▶ What to work on:
Every line of the data must be copied exactly.

:::

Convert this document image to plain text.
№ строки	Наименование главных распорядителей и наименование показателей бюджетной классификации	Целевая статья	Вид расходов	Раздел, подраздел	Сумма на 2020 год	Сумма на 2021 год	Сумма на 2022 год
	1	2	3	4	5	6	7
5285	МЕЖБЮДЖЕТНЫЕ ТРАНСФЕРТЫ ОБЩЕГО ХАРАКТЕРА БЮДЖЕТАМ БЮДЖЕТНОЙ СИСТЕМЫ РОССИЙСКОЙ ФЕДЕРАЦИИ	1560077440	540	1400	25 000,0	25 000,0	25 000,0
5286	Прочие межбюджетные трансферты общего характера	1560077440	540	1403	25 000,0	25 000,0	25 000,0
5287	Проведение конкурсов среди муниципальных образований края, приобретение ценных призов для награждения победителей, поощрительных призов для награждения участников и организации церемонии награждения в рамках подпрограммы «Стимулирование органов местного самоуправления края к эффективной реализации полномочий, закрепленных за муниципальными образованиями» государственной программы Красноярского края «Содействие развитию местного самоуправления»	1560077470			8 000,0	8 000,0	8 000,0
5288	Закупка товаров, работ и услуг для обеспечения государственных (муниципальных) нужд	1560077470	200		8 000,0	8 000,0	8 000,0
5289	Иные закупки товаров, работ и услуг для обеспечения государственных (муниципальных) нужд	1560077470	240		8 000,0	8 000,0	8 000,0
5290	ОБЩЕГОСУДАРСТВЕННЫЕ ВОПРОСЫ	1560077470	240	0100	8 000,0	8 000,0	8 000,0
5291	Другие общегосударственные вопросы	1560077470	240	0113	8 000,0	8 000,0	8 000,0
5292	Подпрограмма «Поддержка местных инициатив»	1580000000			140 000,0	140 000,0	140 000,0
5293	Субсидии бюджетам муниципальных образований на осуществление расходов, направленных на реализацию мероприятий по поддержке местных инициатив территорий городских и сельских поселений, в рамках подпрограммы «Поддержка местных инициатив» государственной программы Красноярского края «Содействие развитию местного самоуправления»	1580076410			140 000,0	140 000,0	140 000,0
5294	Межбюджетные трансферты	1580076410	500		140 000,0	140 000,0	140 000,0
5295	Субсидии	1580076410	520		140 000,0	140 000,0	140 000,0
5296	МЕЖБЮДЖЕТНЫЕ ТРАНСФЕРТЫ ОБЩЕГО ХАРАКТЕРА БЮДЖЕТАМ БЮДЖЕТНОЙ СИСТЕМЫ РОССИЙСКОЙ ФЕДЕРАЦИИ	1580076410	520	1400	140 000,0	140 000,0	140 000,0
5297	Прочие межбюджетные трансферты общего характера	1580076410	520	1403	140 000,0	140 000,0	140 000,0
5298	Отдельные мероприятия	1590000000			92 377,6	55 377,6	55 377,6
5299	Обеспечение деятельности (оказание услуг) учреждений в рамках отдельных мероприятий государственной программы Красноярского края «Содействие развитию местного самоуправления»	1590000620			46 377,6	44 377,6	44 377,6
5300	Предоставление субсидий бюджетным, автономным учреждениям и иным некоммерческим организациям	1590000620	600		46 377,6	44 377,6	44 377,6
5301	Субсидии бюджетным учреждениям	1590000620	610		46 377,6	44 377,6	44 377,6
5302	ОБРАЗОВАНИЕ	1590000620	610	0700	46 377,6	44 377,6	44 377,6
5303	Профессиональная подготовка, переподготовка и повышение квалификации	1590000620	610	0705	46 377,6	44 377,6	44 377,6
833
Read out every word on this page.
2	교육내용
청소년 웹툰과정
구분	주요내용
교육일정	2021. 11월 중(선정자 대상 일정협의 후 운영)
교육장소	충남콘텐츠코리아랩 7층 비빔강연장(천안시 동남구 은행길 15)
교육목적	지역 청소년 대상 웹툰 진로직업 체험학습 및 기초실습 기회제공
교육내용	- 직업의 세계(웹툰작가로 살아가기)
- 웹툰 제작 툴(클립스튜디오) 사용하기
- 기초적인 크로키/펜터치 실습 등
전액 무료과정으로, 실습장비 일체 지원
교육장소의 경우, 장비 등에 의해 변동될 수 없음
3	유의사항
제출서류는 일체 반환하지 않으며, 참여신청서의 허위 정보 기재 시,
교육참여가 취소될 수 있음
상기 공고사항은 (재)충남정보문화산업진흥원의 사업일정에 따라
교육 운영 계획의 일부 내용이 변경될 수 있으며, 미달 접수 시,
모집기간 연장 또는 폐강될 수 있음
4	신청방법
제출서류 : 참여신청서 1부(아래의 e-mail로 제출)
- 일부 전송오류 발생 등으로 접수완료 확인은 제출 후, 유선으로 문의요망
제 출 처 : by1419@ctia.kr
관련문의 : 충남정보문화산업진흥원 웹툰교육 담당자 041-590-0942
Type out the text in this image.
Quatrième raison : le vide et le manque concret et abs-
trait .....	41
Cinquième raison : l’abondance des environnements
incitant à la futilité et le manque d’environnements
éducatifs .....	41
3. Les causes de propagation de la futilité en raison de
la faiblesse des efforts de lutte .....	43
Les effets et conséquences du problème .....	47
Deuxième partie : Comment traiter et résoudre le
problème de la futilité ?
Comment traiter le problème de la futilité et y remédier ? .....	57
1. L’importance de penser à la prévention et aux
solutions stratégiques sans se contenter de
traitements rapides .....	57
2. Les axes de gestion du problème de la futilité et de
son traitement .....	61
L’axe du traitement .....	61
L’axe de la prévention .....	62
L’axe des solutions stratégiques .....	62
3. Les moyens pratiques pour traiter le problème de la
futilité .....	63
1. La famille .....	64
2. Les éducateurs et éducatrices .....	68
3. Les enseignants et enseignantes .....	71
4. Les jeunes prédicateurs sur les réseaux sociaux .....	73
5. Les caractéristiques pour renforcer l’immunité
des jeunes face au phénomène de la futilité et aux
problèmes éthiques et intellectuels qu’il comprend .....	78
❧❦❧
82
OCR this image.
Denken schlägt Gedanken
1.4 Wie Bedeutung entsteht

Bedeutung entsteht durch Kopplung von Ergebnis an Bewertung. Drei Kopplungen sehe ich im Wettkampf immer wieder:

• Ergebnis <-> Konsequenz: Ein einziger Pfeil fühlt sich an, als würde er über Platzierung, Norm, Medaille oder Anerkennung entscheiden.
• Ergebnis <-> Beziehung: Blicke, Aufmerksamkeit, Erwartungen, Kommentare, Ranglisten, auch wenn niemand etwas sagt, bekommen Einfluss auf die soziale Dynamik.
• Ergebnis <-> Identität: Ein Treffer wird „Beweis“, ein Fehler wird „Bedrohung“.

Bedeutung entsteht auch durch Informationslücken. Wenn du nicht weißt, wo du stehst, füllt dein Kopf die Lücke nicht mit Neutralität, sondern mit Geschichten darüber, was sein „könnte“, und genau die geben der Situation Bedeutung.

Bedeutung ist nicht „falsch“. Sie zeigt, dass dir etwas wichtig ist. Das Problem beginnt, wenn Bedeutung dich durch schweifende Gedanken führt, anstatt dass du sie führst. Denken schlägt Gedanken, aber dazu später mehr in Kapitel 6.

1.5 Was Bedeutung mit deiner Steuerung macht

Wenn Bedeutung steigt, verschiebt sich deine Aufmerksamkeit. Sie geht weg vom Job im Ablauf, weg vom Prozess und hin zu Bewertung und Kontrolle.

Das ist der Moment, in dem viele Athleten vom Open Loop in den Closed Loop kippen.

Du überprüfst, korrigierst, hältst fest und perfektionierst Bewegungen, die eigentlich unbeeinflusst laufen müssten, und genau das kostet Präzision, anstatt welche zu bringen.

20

:::

▶ Correct result:
Convert this document image to plain text.
№ строки	Наименование главных распорядителей и наименование показателей бюджетной классификации	Целевая статья	Вид расходов	Раздел, подраздел	Сумма на 2020 год	Сумма на 2021 год	Сумма на 2022 год
	1	2	3	4	5	6	7
5285	МЕЖБЮДЖЕТНЫЕ ТРАНСФЕРТЫ ОБЩЕГО ХАРАКТЕРА БЮДЖЕТАМ БЮДЖЕТНОЙ СИСТЕМЫ РОССИЙСКОЙ ФЕДЕРАЦИИ	1560077440	540	1400	25 000,0	25 000,0	25 000,0
5286	Прочие межбюджетные трансферты общего характера	1560077440	540	1403	25 000,0	25 000,0	25 000,0
5287	Проведение конкурсов среди муниципальных образований края, приобретение ценных призов для награждения победителей, поощрительных призов для награждения участников и организации церемонии награждения в рамках подпрограммы «Стимулирование органов местного самоуправления края к эффективной реализации полномочий, закрепленных за муниципальными образованиями» государственной программы Красноярского края «Содействие развитию местного самоуправления»	1560077470			8 000,0	8 000,0	8 000,0
5288	Закупка товаров, работ и услуг для обеспечения государственных (муниципальных) нужд	1560077470	200		8 000,0	8 000,0	8 000,0
5289	Иные закупки товаров, работ и услуг для обеспечения государственных (муниципальных) нужд	1560077470	240		8 000,0	8 000,0	8 000,0
5290	ОБЩЕГОСУДАРСТВЕННЫЕ ВОПРОСЫ	1560077470	240	0100	8 000,0	8 000,0	8 000,0
5291	Другие общегосударственные вопросы	1560077470	240	0113	8 000,0	8 000,0	8 000,0
5292	Подпрограмма «Поддержка местных инициатив»	1580000000			140 000,0	140 000,0	140 000,0
5293	Субсидии бюджетам муниципальных образований на осуществление расходов, направленных на реализацию мероприятий по поддержке местных инициатив территорий городских и сельских поселений, в рамках подпрограммы «Поддержка местных инициатив» государственной программы Красноярского края «Содействие развитию местного самоуправления»	1580076410			140 000,0	140 000,0	140 000,0
5294	Межбюджетные трансферты	1580076410	500		140 000,0	140 000,0	140 000,0
5295	Субсидии	1580076410	520		140 000,0	140 000,0	140 000,0
5296	МЕЖБЮДЖЕТНЫЕ ТРАНСФЕРТЫ ОБЩЕГО ХАРАКТЕРА БЮДЖЕТАМ БЮДЖЕТНОЙ СИСТЕМЫ РОССИЙСКОЙ ФЕДЕРАЦИИ	1580076410	520	1400	140 000,0	140 000,0	140 000,0
5297	Прочие межбюджетные трансферты общего характера	1580076410	520	1403	140 000,0	140 000,0	140 000,0
5298	Отдельные мероприятия	1590000000			92 377,6	55 377,6	55 377,6
5299	Обеспечение деятельности (оказание услуг) учреждений в рамках отдельных мероприятий государственной программы Красноярского края «Содействие развитию местного самоуправления»	1590000620			46 377,6	44 377,6	44 377,6
5300	Предоставление субсидий бюджетным, автономным учреждениям и иным некоммерческим организациям	1590000620	600		46 377,6	44 377,6	44 377,6
5301	Субсидии бюджетным учреждениям	1590000620	610		46 377,6	44 377,6	44 377,6
5302	ОБРАЗОВАНИЕ	1590000620	610	0700	46 377,6	44 377,6	44 377,6
5303	Профессиональная подготовка, переподготовка и повышение квалификации	1590000620	610	0705	46 377,6	44 377,6	44 377,6
833
Read out every word on this page.
2	교육내용
청소년 웹툰과정
구분	주요내용
교육일정	2021. 11월 중(선정자 대상 일정협의 후 운영)
교육장소	충남콘텐츠코리아랩 7층 비빔강연장(천안시 동남구 은행길 15)
교육목적	지역 청소년 대상 웹툰 진로직업 체험학습 및 기초실습 기회제공
교육내용	- 직업의 세계(웹툰작가로 살아가기)
- 웹툰 제작 툴(클립스튜디오) 사용하기
- 기초적인 크로키/펜터치 실습 등
전액 무료과정으로, 실습장비 일체 지원
교육장소의 경우, 장비 등에 의해 변동될 수 없음
3	유의사항
제출서류는 일체 반환하지 않으며, 참여신청서의 허위 정보 기재 시,
교육참여가 취소될 수 있음
상기 공고사항은 (재)충남정보문화산업진흥원의 사업일정에 따라
교육 운영 계획의 일부 내용이 변경될 수 있으며, 미달 접수 시,
모집기간 연장 또는 폐강될 수 있음
4	신청방법
제출서류 : 참여신청서 1부(아래의 e-mail로 제출)
- 일부 전송오류 발생 등으로 접수완료 확인은 제출 후, 유선으로 문의요망
제 출 처 : by1419@ctia.kr
관련문의 : 충남정보문화산업진흥원 웹툰교육 담당자 041-590-0942
Type out the text in this image.
Quatrième raison : le vide et le manque concret et abs-
trait .....	41
Cinquième raison : l’abondance des environnements
incitant à la futilité et le manque d’environnements
éducatifs .....	41
3. Les causes de propagation de la futilité en raison de
la faiblesse des efforts de lutte .....	43
Les effets et conséquences du problème .....	47
Deuxième partie : Comment traiter et résoudre le
problème de la futilité ?
Comment traiter le problème de la futilité et y remédier ? .....	57
1. L’importance de penser à la prévention et aux
solutions stratégiques sans se contenter de
traitements rapides .....	57
2. Les axes de gestion du problème de la futilité et de
son traitement .....	61
L’axe du traitement .....	61
L’axe de la prévention .....	62
L’axe des solutions stratégiques .....	62
3. Les moyens pratiques pour traiter le problème de la
futilité .....	63
1. La famille .....	64
2. Les éducateurs et éducatrices .....	68
3. Les enseignants et enseignantes .....	71
4. Les jeunes prédicateurs sur les réseaux sociaux .....	73
5. Les caractéristiques pour renforcer l’immunité
des jeunes face au phénomène de la futilité et aux
problèmes éthiques et intellectuels qu’il comprend .....	78
❧❦❧
82
OCR this image.
Denken schlägt Gedanken
1.4 Wie Bedeutung entsteht

Bedeutung entsteht durch Kopplung von Ergebnis an Bewertung. Drei Kopplungen sehe ich im Wettkampf immer wieder:

• Ergebnis <-> Konsequenz: Ein einziger Pfeil fühlt sich an, als würde er über Platzierung, Norm, Medaille oder Anerkennung entscheiden.
• Ergebnis <-> Beziehung: Blicke, Aufmerksamkeit, Erwartungen, Kommentare, Ranglisten, auch wenn niemand etwas sagt, bekommen Einfluss auf die soziale Dynamik.
• Ergebnis <-> Identität: Ein Treffer wird „Beweis“, ein Fehler wird „Bedrohung“.

Bedeutung entsteht auch durch Informationslücken. Wenn du nicht weißt, wo du stehst, füllt dein Kopf die Lücke nicht mit Neutralität, sondern mit Geschichten darüber, was sein „könnte“, und genau die geben der Situation Bedeutung.

Bedeutung ist nicht „falsch“. Sie zeigt, dass dir etwas wichtig ist. Das Problem beginnt, wenn Bedeutung dich durch schweifende Gedanken führt, anstatt dass du sie führst. Denken schlägt Gedanken, aber dazu später mehr in Kapitel 6.

1.5 Was Bedeutung mit deiner Steuerung macht

Wenn Bedeutung steigt, verschiebt sich deine Aufmerksamkeit. Sie geht weg vom Job im Ablauf, weg vom Prozess und hin zu Bewertung und Kontrolle.

Das ist der Moment, in dem viele Athleten vom Open Loop in den Closed Loop kippen.

Du überprüfst, korrigierst, hältst fest und perfektionierst Bewegungen, die eigentlich unbeeinflusst laufen müssten, und genau das kostet Präzision, anstatt welche zu bringen.

20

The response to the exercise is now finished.